## Goal
Reproduce every line of the records below word for word, without changing anything.

Records of where elements appear
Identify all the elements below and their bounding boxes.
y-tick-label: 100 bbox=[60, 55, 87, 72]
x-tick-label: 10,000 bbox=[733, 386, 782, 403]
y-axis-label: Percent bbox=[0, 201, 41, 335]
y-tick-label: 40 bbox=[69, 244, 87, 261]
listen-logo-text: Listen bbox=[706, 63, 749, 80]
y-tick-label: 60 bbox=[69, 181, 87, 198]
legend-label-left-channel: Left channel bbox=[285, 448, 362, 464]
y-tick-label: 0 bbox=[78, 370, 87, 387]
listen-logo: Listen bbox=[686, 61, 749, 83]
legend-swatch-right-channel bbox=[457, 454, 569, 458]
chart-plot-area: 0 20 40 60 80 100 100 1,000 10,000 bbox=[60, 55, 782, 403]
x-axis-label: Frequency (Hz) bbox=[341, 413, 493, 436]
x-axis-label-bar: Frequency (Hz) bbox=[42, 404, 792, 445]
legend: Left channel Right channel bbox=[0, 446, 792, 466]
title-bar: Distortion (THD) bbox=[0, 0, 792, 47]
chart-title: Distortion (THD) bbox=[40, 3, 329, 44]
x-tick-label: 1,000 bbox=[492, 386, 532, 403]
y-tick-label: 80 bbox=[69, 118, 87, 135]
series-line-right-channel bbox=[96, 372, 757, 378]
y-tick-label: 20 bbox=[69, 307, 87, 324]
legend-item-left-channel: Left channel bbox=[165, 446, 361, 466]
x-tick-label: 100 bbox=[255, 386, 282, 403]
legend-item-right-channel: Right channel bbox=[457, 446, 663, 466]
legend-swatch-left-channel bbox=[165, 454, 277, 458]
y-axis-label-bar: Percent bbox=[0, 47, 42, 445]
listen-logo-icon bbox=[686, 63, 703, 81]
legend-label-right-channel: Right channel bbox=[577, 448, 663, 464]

## Result of the task
Identify all the elements below and their bounding boxes.
y-tick-label: 100 bbox=[60, 55, 87, 72]
x-tick-label: 10,000 bbox=[733, 386, 782, 403]
y-axis-label: Percent bbox=[0, 201, 41, 335]
y-tick-label: 40 bbox=[69, 244, 87, 261]
listen-logo-text: Listen bbox=[706, 63, 749, 80]
y-tick-label: 60 bbox=[69, 181, 87, 198]
legend-label-left-channel: Left channel bbox=[285, 448, 362, 464]
y-tick-label: 0 bbox=[78, 370, 87, 387]
listen-logo: Listen bbox=[686, 61, 749, 83]
legend-swatch-right-channel bbox=[457, 454, 569, 458]
chart-plot-area: 0 20 40 60 80 100 100 1,000 10,000 bbox=[60, 55, 782, 403]
x-axis-label: Frequency (Hz) bbox=[341, 413, 493, 436]
x-axis-label-bar: Frequency (Hz) bbox=[42, 404, 792, 445]
legend: Left channel Right channel bbox=[0, 446, 792, 466]
title-bar: Distortion (THD) bbox=[0, 0, 792, 47]
chart-title: Distortion (THD) bbox=[40, 3, 329, 44]
x-tick-label: 1,000 bbox=[492, 386, 532, 403]
y-tick-label: 80 bbox=[69, 118, 87, 135]
series-line-right-channel bbox=[96, 372, 757, 378]
y-tick-label: 20 bbox=[69, 307, 87, 324]
legend-item-left-channel: Left channel bbox=[165, 446, 361, 466]
x-tick-label: 100 bbox=[255, 386, 282, 403]
legend-item-right-channel: Right channel bbox=[457, 446, 663, 466]
legend-swatch-left-channel bbox=[165, 454, 277, 458]
y-axis-label-bar: Percent bbox=[0, 47, 42, 445]
listen-logo-icon bbox=[686, 63, 703, 81]
legend-label-right-channel: Right channel bbox=[577, 448, 663, 464]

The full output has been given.